TEXTABSCHNITT >>

::::

Alle Berichte von Zeitzeuginnen, von Frauen, die erinnern oder
Männern, die in einem Krieg vereinnahmt waren, ergeben noch nicht
„die Geschichte“. Einen wahren Ablauf oder eine Chronik der
Ereignisse.
Wir
stecken gerade mittendrin: Ein iranischer General wird durch den
Befehl des amerikanischen Präsidenten getötet. Ermordet. Danach
feuert der Iran Raketen in den Irak. Auf militärische Stützpunkte.
Und auf ein Flugzeug mit hundertsechsundsiebzig Passagieren. All das
wird berichtet, als wüsste irgendwer, was da vorgeht. In den Köpfen
und auf Erden. Wer will was? Erdogan schickt Soldaten nach Libyen,
ergreift Partei. Putin unterstützt den angreifenden Kriegsgeneral.

::::

SCHRIFTLICHER AUFTRAG 1 >>
Gib den Abschnitt der Auflistung von ihrem Anfang bis einschließlich der Zeile mit „field-cell <box>622 207 631 212</box>“ unverändert wieder.
Die Auflistung steht in keinem Zusammenhang mit dem Textabschnitt.

[Anmerkungen zu Layoutelementen]
::::

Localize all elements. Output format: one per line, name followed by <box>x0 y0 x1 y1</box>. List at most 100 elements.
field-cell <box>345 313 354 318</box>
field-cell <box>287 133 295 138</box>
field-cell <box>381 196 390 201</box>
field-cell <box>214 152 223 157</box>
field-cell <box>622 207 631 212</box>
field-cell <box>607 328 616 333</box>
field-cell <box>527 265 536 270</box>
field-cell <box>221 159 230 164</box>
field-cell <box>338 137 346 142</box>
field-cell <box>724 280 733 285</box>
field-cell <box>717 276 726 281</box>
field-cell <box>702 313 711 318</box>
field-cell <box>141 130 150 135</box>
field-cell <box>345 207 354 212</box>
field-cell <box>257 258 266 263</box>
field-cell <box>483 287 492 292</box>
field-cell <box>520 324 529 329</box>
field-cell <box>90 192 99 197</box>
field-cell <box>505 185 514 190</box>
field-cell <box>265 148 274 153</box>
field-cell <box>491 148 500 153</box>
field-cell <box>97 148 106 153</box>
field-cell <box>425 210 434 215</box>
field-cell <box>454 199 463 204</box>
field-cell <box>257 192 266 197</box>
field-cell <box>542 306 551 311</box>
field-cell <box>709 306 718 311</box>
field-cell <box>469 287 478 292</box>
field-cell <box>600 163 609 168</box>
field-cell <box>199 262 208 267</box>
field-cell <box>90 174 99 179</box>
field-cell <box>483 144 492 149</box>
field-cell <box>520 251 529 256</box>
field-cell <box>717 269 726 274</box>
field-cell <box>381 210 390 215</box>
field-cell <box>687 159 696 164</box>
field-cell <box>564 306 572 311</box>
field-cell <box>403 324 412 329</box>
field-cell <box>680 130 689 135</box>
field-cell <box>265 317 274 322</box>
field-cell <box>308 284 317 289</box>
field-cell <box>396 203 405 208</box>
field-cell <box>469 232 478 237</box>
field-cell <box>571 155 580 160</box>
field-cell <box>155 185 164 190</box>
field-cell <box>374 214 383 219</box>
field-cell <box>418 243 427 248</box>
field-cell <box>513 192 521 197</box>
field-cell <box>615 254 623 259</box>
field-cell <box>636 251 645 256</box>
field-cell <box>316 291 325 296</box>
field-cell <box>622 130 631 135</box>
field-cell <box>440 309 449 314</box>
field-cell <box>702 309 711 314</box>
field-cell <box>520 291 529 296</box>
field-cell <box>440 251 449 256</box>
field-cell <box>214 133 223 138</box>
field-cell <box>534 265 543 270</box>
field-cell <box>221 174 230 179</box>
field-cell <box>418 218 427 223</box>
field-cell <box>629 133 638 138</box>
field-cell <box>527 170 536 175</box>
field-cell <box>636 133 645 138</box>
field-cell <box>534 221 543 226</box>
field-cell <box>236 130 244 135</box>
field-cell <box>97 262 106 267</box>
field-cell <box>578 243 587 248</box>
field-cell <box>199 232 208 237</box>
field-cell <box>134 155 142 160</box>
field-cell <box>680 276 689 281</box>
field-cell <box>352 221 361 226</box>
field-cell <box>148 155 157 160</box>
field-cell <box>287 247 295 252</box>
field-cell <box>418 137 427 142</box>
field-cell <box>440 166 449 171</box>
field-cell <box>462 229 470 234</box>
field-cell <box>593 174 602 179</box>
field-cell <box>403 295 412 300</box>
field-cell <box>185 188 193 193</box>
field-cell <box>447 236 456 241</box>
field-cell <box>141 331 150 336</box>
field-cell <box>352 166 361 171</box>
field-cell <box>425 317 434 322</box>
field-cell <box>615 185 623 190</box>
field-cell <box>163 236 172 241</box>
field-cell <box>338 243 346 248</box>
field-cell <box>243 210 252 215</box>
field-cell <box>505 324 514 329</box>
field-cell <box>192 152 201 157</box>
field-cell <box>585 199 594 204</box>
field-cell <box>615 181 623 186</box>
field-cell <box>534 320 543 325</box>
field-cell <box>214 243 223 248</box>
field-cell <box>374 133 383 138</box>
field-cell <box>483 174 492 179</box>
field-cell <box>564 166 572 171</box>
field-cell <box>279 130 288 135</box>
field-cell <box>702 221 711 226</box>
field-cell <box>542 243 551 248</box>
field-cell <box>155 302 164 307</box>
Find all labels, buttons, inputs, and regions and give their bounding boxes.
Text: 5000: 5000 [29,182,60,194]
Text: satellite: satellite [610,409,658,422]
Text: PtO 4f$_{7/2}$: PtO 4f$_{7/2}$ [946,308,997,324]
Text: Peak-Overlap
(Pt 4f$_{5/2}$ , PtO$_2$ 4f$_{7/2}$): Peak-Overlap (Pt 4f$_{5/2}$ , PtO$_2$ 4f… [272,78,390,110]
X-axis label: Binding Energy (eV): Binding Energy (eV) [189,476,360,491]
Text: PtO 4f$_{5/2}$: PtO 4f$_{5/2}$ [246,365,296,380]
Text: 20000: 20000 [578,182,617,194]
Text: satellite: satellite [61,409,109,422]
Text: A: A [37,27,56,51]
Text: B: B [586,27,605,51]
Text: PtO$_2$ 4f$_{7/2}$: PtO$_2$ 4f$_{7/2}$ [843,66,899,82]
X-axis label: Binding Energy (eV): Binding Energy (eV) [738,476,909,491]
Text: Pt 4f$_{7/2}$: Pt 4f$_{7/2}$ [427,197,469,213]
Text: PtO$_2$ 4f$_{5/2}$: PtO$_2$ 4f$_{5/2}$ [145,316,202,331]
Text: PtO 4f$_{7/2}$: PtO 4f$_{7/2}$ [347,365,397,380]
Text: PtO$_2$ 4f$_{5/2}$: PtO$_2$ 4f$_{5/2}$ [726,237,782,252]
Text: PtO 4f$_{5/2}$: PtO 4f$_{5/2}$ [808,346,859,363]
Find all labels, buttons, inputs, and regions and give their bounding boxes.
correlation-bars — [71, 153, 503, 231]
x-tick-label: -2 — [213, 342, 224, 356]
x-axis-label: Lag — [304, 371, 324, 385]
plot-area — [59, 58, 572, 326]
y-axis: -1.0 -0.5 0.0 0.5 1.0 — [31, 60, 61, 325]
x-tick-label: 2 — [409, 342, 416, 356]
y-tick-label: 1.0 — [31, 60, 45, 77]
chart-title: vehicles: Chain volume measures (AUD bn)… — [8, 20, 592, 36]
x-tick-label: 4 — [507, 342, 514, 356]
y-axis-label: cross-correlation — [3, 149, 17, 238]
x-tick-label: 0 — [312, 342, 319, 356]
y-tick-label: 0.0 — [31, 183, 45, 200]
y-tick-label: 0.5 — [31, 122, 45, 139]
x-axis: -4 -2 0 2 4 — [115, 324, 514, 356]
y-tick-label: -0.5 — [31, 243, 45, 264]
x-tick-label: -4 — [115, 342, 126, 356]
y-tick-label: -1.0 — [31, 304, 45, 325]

::::

SCHRIFTLICHER AUFTRAG 2 >>
Wohin schickt Erdogan laut dem Textabschnitt Soldaten?

LÖSUNG DER AUFGABE 1 >>
Localize all elements. Output format: one per line, name followed by <box>x0 y0 x1 y1</box>. List at most 100 elements.
field-cell <box>345 313 354 318</box>
field-cell <box>287 133 295 138</box>
field-cell <box>381 196 390 201</box>
field-cell <box>214 152 223 157</box>
field-cell <box>622 207 631 212</box>

LÖSUNG DER AUFGABE 2 >>
Nach Libyen.